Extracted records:
┌────────
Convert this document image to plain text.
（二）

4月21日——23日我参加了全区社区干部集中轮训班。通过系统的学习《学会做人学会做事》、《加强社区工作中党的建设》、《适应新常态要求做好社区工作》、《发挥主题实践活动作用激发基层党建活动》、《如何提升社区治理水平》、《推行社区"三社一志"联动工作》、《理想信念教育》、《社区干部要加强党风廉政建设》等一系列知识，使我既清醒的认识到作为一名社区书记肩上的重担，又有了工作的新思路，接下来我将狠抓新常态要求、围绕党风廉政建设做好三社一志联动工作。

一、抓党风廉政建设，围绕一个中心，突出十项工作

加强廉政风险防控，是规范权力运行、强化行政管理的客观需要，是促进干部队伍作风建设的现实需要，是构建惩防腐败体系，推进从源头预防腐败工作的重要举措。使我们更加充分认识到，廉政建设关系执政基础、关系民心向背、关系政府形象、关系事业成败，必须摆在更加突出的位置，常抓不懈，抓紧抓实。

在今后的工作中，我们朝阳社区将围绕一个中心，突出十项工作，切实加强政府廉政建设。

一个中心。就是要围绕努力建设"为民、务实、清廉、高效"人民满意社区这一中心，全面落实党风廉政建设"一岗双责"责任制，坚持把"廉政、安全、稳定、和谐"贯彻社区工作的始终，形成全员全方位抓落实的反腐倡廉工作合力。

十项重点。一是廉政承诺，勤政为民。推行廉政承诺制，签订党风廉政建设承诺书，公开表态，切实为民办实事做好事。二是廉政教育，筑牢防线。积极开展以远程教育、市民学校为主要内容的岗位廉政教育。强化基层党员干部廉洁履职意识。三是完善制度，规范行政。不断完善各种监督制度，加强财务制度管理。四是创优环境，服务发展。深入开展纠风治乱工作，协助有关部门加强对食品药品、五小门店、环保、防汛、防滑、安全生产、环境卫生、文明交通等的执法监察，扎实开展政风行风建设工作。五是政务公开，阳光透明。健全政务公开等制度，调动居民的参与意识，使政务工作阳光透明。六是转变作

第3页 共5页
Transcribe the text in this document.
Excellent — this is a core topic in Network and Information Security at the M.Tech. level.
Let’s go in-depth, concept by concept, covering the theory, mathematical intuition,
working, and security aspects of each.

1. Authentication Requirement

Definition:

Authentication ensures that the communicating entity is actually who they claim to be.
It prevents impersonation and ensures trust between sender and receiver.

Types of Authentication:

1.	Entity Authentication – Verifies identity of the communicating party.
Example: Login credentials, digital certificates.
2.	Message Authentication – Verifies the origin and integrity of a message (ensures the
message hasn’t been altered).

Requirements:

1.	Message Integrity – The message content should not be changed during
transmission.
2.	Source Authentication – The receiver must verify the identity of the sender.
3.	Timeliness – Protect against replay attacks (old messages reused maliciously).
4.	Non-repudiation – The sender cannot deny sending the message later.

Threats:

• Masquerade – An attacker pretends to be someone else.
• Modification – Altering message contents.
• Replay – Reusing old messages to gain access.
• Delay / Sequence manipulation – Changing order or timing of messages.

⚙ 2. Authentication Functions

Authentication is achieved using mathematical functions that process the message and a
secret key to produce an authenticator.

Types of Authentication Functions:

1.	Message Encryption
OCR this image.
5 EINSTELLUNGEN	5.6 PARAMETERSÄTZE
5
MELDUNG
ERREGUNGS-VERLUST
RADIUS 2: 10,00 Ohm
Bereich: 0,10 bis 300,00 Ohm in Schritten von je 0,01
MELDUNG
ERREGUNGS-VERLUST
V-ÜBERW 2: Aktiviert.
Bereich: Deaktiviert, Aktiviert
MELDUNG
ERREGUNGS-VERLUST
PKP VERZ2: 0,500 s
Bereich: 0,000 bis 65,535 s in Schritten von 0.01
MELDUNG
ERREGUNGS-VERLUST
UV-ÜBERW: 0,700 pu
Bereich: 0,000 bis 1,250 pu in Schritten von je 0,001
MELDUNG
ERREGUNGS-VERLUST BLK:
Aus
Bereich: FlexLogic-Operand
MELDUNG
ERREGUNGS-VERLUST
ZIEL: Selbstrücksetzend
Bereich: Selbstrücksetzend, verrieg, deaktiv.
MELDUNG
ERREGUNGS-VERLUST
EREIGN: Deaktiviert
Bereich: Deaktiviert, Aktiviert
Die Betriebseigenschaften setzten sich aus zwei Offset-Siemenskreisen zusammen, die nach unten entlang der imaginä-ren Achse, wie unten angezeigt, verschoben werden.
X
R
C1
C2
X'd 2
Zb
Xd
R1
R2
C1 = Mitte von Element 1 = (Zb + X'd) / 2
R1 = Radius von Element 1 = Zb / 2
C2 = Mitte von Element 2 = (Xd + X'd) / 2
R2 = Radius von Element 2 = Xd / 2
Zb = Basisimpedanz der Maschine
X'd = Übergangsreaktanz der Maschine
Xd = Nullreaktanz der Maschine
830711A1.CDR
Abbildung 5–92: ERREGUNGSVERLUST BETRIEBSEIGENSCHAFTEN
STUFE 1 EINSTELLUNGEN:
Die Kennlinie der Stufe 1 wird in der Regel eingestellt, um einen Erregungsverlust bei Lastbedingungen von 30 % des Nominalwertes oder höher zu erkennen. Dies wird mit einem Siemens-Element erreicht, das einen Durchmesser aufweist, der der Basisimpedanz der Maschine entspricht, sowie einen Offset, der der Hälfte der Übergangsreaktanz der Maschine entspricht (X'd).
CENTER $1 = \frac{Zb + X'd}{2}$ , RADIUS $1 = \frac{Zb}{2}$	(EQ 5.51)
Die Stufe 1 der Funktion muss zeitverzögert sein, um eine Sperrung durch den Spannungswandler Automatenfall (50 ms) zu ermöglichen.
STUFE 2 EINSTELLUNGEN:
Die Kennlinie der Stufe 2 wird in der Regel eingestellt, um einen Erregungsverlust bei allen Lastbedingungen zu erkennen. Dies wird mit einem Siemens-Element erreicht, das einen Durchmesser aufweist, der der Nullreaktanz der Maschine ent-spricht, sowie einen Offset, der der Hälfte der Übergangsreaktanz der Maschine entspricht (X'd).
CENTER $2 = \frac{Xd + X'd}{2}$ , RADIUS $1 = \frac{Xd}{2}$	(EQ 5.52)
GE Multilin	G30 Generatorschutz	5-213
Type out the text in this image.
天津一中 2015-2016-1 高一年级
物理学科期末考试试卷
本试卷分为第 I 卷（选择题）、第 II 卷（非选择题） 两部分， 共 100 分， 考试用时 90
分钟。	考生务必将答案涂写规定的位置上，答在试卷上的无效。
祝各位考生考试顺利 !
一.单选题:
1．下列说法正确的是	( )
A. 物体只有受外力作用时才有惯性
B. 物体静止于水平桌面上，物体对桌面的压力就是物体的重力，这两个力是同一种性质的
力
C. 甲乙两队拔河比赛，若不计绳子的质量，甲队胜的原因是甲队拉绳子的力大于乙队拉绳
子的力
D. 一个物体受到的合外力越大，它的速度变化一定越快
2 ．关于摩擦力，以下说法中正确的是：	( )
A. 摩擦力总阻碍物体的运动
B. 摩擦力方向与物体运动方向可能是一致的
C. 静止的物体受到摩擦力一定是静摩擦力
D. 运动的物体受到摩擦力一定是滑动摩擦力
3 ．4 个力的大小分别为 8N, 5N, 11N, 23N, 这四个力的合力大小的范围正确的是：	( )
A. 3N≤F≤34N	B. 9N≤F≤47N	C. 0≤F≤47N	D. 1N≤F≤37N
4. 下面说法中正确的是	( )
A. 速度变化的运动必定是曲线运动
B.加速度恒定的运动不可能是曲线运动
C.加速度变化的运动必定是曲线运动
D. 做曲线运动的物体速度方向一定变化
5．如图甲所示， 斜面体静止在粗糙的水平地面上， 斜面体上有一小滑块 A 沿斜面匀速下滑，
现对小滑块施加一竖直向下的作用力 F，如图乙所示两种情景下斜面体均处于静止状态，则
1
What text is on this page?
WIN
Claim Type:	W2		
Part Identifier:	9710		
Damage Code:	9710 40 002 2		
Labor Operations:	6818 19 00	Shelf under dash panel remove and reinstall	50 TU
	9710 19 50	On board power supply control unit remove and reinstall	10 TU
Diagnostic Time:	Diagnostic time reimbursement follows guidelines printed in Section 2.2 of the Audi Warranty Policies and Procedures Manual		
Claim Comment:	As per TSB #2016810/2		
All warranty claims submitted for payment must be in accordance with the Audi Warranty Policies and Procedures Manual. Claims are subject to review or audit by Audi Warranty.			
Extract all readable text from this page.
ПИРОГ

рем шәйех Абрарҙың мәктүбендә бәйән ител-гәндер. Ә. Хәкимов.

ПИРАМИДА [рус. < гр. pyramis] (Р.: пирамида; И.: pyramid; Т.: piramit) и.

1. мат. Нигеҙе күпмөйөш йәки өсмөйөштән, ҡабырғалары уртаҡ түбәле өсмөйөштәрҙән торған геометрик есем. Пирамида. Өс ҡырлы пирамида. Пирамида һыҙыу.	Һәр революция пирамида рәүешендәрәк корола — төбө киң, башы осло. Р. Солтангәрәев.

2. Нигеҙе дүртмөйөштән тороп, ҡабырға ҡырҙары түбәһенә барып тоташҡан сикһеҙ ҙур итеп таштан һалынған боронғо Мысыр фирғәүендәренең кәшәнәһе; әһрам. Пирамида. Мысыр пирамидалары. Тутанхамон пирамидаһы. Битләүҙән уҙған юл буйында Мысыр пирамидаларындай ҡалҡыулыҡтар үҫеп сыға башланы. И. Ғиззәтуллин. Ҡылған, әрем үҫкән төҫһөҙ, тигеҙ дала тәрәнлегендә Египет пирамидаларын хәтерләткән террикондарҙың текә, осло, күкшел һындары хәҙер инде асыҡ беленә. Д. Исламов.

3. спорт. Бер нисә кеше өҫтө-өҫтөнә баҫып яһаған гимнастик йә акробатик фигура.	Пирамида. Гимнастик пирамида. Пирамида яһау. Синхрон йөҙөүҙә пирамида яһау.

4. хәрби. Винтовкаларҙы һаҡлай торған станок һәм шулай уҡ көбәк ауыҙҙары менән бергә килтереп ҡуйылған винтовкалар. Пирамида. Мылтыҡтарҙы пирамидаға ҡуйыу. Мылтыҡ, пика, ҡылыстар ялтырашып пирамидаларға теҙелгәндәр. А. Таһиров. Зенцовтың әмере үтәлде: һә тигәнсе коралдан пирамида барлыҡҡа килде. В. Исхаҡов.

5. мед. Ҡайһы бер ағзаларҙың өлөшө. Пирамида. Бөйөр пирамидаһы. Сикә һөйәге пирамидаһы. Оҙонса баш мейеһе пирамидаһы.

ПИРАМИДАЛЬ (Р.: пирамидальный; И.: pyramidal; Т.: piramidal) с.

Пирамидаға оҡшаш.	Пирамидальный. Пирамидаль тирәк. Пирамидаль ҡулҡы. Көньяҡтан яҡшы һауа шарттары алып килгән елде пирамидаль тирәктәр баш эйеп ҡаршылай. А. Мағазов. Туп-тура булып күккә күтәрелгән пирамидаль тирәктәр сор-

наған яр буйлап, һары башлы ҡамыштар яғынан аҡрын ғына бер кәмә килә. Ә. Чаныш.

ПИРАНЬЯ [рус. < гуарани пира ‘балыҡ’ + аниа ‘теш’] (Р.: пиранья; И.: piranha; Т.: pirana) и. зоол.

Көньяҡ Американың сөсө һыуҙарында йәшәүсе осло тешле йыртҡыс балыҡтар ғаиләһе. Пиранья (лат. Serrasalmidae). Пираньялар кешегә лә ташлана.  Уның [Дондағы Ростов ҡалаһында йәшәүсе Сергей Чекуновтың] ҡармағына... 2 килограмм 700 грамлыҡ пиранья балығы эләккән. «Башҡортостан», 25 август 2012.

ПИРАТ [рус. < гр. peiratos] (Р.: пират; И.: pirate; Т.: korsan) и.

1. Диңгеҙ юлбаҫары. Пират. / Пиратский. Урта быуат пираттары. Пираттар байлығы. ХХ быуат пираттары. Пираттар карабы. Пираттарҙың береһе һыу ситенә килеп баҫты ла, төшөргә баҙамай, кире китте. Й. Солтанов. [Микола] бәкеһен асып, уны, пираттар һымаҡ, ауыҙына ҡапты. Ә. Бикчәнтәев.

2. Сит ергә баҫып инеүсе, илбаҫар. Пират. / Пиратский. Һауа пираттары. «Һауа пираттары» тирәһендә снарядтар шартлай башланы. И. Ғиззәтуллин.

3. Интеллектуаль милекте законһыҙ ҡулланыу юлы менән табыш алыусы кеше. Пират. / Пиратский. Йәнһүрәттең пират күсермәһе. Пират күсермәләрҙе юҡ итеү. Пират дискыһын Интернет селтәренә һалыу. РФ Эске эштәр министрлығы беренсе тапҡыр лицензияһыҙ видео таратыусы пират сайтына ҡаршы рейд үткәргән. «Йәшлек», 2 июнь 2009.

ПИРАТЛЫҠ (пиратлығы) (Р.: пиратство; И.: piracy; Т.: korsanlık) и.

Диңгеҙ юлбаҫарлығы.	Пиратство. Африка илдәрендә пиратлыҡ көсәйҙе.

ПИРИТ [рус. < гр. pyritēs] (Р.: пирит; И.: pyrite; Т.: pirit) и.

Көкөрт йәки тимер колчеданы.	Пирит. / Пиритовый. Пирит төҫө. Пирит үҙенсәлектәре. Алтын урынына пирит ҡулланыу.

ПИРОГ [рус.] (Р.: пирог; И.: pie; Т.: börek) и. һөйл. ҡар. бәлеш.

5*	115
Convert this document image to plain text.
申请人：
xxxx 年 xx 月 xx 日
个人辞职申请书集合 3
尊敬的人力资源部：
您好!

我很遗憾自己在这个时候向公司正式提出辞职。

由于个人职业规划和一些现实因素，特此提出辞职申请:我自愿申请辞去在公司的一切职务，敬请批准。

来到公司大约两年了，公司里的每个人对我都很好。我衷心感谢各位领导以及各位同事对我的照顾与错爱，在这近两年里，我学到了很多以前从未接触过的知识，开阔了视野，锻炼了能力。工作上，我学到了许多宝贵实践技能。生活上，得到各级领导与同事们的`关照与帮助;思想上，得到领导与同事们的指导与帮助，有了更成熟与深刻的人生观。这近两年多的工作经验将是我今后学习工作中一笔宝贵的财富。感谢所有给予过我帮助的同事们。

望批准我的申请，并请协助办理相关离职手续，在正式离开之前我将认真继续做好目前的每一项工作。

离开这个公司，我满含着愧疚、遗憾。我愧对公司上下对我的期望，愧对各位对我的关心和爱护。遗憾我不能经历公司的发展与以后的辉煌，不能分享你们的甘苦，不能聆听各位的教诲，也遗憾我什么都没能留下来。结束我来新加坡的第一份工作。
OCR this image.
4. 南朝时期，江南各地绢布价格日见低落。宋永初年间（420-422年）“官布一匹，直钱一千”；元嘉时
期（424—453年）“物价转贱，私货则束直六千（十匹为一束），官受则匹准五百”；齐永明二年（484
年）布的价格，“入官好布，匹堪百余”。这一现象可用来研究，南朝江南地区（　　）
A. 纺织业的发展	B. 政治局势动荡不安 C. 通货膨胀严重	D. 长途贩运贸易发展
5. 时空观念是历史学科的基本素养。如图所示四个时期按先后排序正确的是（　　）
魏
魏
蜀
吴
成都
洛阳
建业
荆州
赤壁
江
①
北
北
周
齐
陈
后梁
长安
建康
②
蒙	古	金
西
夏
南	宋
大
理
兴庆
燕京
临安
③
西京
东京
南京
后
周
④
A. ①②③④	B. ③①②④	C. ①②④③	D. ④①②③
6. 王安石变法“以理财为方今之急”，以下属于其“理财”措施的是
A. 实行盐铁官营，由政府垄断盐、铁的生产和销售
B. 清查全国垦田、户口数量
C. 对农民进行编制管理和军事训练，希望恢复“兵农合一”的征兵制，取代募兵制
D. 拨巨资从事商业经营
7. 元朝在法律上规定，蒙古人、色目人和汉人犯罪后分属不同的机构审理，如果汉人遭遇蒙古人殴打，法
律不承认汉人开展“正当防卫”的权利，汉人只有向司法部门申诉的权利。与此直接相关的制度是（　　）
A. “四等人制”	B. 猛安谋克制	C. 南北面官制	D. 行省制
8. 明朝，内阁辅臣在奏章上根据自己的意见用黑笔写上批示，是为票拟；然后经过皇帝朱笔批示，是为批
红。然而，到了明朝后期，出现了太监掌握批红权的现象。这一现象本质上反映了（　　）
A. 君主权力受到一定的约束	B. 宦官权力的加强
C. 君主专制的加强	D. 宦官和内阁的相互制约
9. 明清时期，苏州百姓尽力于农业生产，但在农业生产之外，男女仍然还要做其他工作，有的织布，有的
└────────
| Objective |
Across the records, count the lines holding the string "entspricht". Give the number and stop.

| Correct answer |
2